Exercise details: Wherever the string "Australian" shows up in the records below, return that line.
***** Data records *****
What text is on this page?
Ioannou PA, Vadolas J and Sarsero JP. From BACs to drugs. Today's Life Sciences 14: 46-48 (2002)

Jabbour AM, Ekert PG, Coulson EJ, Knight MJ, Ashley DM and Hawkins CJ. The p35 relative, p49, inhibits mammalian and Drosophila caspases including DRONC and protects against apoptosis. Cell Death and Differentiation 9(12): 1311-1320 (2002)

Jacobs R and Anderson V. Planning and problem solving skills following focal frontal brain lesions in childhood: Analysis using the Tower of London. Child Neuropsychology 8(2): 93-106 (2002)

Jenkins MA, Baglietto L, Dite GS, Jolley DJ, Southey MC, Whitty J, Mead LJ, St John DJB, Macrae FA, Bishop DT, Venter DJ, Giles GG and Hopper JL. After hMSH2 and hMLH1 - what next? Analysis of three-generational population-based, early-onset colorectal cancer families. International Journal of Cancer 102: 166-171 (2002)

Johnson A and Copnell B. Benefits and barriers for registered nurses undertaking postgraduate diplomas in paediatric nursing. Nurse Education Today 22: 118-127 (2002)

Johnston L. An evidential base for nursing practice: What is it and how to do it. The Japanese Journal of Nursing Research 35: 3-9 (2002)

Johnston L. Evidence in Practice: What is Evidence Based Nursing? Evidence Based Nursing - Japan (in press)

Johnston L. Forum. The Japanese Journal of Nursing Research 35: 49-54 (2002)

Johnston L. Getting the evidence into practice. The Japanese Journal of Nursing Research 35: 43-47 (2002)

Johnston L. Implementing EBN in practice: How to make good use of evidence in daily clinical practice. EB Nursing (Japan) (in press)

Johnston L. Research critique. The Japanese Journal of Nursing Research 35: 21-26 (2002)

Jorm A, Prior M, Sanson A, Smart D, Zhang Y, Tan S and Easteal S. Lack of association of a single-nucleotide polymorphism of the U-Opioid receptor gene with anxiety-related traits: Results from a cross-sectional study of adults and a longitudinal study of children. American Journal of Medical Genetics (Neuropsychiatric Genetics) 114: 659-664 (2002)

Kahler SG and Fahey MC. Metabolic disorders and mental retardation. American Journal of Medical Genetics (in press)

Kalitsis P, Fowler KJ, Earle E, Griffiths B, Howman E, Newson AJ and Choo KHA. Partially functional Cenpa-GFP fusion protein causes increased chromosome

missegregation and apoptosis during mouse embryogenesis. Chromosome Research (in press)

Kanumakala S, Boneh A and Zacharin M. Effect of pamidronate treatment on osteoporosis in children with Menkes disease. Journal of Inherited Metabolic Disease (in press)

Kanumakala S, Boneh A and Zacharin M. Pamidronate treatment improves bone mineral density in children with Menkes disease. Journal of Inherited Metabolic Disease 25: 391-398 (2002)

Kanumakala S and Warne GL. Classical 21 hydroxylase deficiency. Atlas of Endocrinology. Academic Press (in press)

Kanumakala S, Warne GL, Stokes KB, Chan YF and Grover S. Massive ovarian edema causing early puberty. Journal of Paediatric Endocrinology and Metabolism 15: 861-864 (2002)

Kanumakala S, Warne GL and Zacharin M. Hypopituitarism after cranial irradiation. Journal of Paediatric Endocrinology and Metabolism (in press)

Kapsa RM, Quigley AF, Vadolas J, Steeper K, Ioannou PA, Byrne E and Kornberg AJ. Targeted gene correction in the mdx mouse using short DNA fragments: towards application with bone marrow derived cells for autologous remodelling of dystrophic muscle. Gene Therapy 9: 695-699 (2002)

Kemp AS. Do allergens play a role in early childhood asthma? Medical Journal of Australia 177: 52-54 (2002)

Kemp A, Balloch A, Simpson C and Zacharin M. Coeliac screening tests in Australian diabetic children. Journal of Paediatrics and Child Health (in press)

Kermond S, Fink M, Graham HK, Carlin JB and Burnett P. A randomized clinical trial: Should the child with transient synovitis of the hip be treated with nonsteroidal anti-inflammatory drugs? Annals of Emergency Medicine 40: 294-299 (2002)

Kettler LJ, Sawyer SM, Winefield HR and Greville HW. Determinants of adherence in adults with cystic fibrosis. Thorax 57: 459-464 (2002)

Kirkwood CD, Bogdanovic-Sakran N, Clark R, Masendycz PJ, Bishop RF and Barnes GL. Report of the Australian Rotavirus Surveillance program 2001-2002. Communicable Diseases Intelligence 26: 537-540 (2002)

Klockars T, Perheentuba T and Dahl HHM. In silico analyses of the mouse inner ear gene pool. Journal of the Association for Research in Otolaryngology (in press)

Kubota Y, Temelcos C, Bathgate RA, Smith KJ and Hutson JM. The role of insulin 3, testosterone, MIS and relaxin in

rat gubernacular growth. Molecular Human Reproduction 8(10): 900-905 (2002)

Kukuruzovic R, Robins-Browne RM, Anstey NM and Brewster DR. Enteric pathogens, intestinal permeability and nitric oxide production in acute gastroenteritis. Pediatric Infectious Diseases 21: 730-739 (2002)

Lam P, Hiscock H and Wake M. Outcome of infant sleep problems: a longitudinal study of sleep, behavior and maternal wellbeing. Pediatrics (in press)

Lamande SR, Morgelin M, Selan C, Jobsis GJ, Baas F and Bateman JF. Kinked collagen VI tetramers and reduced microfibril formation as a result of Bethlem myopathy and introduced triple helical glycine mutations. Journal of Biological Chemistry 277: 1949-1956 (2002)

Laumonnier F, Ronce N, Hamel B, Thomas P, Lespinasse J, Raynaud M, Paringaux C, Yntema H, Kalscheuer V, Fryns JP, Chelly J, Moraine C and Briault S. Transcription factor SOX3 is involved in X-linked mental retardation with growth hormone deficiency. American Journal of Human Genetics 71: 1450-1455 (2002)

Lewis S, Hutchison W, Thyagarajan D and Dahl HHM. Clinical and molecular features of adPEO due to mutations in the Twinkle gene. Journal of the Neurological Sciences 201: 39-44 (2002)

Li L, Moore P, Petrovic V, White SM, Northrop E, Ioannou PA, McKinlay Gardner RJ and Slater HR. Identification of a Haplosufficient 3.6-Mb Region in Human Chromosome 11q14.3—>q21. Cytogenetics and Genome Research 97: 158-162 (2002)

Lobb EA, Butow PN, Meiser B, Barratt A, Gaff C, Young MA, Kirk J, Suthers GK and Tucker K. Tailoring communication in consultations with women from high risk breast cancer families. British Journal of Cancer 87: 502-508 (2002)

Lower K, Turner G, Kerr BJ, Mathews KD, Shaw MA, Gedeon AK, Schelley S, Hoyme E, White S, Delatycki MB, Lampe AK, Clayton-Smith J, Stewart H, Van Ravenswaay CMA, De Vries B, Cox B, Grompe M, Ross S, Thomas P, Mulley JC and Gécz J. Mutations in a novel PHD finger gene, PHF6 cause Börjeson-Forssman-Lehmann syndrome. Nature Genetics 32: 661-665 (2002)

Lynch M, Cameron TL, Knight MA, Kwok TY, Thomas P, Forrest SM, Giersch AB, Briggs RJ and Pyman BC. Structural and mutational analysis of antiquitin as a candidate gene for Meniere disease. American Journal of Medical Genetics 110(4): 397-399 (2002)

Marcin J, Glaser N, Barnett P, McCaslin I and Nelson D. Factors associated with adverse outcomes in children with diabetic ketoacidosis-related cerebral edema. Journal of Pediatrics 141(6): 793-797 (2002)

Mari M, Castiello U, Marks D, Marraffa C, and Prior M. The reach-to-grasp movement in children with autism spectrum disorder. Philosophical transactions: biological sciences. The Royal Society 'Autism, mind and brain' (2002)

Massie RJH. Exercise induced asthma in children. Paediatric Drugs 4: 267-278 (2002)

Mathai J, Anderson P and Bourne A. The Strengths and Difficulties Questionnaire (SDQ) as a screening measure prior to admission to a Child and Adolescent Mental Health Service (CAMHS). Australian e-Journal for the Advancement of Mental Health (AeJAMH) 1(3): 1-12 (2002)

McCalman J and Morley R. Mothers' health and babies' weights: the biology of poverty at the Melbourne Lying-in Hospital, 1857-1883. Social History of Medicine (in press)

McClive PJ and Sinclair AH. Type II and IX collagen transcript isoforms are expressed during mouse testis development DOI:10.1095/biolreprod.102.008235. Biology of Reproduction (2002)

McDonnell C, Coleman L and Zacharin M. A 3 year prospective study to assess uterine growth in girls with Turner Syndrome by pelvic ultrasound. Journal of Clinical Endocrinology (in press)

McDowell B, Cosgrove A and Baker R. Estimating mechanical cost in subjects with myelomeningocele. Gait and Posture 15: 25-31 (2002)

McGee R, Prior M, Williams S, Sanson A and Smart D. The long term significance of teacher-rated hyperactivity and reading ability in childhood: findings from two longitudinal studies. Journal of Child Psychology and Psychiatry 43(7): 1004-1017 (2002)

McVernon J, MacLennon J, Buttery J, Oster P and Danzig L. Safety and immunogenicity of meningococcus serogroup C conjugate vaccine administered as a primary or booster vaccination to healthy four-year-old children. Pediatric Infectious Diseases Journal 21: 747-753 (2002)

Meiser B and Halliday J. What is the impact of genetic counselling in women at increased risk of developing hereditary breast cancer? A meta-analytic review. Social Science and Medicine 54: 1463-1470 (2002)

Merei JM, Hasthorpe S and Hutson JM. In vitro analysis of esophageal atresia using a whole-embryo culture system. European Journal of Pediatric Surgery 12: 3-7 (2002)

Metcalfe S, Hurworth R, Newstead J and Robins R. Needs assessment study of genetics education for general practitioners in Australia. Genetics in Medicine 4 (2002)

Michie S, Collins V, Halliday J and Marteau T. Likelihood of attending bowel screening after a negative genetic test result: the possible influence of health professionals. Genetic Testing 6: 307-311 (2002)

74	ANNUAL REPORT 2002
*****
Output of the exercise:
Kemp A, Balloch A, Simpson C and Zacharin M. Coeliac screening tests in Australian diabetic children. Journal of Paediatrics and Child Health (in press)
Kirkwood CD, Bogdanovic-Sakran N, Clark R, Masendycz PJ, Bishop RF and Barnes GL. Report of the Australian Rotavirus Surveillance program 2001-2002. Communicable Diseases Intelligence 26: 537-540 (2002)
Mathai J, Anderson P and Bourne A. The Strengths and Difficulties Questionnaire (SDQ) as a screening measure prior to admission to a Child and Adolescent Mental Health Service (CAMHS). Australian e-Journal for the Advancement of Mental Health (AeJAMH) 1(3): 1-12 (2002)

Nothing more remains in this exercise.